*SET EXERCISE*: Copy the entries below exactly. Images do not belong in the copy.

-- Start of DATA --

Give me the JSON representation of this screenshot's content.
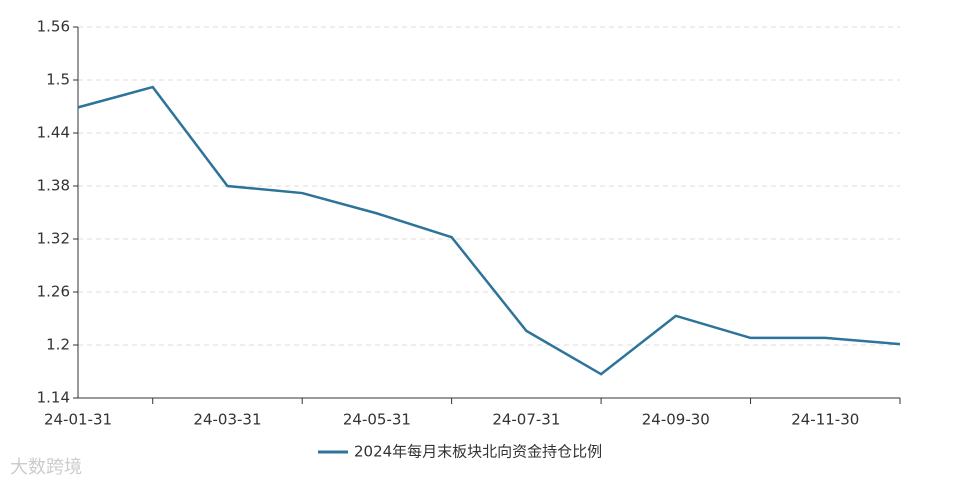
{
  "chart_data": {
    "type": "line",
    "categories": [
      "24-01-31",
      null,
      "24-03-31",
      null,
      "24-05-31",
      null,
      "24-07-31",
      null,
      "24-09-30",
      null,
      "24-11-30",
      null
    ],
    "series": [
      {
        "name": "2024年每月末板块北向资金持仓比例",
        "color": "#2e7399",
        "values": [
          1.469,
          1.492,
          1.38,
          1.372,
          1.349,
          1.322,
          1.216,
          1.167,
          1.233,
          1.208,
          1.208,
          1.201
        ]
      }
    ],
    "ylim": [
      1.14,
      1.56
    ],
    "yticks": [
      1.14,
      1.2,
      1.26,
      1.32,
      1.38,
      1.44,
      1.5,
      1.56
    ],
    "grid": true,
    "legend": "bottom",
    "watermark": "大数跨境"
  }
}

-- End of DATA --

*FINISHED ANSWER*:
Give me the JSON representation of this screenshot's content.
{
  "chart_data": {
    "type": "line",
    "categories": [
      "24-01-31",
      null,
      "24-03-31",
      null,
      "24-05-31",
      null,
      "24-07-31",
      null,
      "24-09-30",
      null,
      "24-11-30",
      null
    ],
    "series": [
      {
        "name": "2024年每月末板块北向资金持仓比例",
        "color": "#2e7399",
        "values": [
          1.469,
          1.492,
          1.38,
          1.372,
          1.349,
          1.322,
          1.216,
          1.167,
          1.233,
          1.208,
          1.208,
          1.201
        ]
      }
    ],
    "ylim": [
      1.14,
      1.56
    ],
    "yticks": [
      1.14,
      1.2,
      1.26,
      1.32,
      1.38,
      1.44,
      1.5,
      1.56
    ],
    "grid": true,
    "legend": "bottom",
    "watermark": "大数跨境"
  }
}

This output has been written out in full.